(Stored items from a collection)
= = = =

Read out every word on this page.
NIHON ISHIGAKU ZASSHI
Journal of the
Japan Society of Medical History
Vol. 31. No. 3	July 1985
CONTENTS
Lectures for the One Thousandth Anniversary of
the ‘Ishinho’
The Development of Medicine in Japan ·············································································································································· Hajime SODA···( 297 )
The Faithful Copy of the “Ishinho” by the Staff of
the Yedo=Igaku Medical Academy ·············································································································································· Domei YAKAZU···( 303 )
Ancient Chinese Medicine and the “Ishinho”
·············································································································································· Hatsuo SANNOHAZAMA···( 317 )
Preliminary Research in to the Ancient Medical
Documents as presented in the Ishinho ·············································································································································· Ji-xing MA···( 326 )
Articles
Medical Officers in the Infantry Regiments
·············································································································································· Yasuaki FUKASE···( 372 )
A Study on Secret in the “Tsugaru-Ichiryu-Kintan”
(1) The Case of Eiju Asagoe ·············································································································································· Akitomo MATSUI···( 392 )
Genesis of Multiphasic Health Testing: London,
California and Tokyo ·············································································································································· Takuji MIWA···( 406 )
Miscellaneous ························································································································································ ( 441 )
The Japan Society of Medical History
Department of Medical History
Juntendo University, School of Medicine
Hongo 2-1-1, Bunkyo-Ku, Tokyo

= = = =

* **EXERCISE PROMPT**
The answer must be every line from the records above that contains "Medical".

* **EXERCISE RESPONSE**
Japan Society of Medical History
the Yedo=Igaku Medical Academy ·············································································································································· Domei YAKAZU···( 303 )
Preliminary Research in to the Ancient Medical
Medical Officers in the Infantry Regiments
The Japan Society of Medical History
Department of Medical History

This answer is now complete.